Count how many lines hold the string "фактически". Answer with that number and nothing more.

— START OF Input records —

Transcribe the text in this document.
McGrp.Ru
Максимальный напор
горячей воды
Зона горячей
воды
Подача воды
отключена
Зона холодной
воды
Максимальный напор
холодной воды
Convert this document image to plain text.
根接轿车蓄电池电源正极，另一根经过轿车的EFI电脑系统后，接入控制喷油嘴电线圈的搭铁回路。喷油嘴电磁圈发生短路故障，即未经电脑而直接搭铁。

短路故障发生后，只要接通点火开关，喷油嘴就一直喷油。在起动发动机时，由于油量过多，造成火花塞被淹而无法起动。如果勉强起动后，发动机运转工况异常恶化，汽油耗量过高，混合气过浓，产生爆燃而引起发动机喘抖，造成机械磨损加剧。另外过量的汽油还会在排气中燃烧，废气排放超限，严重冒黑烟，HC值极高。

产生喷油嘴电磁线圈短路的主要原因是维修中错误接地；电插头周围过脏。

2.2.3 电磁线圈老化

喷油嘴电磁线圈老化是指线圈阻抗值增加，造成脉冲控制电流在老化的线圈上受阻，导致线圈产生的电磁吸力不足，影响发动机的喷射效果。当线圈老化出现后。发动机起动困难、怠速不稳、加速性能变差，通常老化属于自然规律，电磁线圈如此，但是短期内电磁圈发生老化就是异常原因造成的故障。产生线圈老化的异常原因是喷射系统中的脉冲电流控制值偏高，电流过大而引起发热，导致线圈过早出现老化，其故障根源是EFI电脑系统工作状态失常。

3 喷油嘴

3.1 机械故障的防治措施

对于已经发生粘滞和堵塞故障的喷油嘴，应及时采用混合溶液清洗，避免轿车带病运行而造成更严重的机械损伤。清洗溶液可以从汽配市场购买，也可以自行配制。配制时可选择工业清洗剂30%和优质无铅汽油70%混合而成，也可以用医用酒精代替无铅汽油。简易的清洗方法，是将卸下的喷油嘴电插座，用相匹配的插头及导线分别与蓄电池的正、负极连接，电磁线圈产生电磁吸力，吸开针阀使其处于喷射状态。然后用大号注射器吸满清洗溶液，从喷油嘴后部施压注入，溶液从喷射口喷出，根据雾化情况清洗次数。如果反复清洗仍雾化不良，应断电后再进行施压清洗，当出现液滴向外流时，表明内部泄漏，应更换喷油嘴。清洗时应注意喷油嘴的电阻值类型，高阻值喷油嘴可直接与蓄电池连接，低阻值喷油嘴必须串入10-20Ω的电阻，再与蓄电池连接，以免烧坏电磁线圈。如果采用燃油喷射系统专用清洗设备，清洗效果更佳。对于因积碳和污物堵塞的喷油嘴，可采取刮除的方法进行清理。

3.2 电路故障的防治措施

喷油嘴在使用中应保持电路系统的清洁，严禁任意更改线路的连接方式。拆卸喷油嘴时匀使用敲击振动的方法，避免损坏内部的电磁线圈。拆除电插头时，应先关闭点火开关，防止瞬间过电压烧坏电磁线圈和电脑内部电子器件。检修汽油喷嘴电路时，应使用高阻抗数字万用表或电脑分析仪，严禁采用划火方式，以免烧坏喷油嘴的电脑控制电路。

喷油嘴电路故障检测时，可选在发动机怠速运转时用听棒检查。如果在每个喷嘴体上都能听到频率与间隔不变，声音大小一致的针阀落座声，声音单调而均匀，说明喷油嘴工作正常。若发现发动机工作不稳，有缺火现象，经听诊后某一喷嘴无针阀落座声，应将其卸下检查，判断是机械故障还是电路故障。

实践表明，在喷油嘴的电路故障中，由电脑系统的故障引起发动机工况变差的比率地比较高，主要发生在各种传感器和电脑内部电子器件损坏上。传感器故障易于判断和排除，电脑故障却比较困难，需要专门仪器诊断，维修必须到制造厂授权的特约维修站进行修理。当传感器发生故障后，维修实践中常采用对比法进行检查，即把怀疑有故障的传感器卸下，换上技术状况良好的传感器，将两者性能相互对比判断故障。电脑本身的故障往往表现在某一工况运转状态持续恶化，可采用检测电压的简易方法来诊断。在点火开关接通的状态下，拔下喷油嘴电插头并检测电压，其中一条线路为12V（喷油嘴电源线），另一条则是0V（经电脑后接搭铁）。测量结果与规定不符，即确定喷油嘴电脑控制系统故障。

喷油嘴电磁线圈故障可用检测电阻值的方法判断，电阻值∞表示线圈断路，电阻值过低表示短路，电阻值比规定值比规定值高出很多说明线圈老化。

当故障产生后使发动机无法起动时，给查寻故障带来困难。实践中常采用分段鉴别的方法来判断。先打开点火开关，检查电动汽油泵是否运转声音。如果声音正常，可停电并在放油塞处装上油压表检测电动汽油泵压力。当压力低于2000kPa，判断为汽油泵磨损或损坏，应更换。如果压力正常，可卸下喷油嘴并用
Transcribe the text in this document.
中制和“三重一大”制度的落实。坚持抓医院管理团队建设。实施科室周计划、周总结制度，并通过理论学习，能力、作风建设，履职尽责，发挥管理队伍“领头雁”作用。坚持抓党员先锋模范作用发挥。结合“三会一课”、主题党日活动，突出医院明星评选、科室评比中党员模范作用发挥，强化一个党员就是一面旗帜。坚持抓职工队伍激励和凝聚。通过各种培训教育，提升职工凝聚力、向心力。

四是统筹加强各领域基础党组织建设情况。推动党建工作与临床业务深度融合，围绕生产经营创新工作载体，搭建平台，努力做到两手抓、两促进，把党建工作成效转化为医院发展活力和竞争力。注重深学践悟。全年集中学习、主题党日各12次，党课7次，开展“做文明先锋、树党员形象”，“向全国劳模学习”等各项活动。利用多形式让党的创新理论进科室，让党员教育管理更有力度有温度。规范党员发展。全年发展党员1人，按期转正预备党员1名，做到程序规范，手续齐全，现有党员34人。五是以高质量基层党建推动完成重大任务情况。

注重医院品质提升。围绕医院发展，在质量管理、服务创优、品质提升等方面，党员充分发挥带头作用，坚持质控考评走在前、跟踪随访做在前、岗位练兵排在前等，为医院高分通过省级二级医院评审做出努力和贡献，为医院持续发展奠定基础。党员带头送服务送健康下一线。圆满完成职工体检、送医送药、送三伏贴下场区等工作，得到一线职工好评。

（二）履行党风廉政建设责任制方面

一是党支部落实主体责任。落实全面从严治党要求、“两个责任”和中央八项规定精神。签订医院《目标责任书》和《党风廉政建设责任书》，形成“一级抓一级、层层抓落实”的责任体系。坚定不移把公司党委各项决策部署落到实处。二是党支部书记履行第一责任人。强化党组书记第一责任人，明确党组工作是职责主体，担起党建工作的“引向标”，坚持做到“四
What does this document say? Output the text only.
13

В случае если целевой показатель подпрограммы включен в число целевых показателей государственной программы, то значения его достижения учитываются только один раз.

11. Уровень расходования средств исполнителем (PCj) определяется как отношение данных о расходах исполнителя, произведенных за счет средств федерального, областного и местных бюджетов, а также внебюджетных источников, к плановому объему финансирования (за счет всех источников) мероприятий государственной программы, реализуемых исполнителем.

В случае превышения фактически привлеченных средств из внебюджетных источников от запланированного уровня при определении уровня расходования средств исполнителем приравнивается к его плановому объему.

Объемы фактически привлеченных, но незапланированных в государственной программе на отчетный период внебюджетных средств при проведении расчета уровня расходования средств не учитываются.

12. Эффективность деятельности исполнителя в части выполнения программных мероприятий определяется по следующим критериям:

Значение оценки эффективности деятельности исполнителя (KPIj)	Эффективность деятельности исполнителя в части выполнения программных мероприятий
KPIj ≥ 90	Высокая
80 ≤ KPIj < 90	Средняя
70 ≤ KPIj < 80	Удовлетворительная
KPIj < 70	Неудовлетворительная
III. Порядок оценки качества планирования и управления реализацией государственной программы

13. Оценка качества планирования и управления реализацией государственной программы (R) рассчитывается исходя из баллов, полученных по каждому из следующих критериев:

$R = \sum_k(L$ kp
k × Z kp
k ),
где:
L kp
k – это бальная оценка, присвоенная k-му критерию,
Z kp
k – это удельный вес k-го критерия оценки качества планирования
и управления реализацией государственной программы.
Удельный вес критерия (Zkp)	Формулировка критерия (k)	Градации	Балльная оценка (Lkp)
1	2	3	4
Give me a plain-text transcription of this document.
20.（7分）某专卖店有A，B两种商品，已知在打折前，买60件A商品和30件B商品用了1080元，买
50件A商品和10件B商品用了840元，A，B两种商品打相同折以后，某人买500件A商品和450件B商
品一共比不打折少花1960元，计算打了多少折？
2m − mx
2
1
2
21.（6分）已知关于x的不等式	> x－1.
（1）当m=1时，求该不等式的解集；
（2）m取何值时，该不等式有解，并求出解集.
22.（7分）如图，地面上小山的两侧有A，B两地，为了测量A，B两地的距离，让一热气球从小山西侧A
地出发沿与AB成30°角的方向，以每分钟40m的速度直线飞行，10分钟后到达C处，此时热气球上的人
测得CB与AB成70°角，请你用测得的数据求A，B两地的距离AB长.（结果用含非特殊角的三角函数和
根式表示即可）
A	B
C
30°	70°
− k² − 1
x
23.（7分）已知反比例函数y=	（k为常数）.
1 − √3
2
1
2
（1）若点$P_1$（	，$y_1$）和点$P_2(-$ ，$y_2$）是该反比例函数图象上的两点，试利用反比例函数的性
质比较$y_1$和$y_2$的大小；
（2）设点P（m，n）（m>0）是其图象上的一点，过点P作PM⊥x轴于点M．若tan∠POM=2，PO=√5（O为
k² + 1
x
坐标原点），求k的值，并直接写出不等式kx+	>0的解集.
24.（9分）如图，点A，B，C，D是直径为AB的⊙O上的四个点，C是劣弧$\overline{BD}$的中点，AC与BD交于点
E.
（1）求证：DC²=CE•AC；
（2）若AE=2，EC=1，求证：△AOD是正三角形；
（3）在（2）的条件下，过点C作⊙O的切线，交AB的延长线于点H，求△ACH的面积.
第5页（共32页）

— END OF Input records —

*The completed task:* 2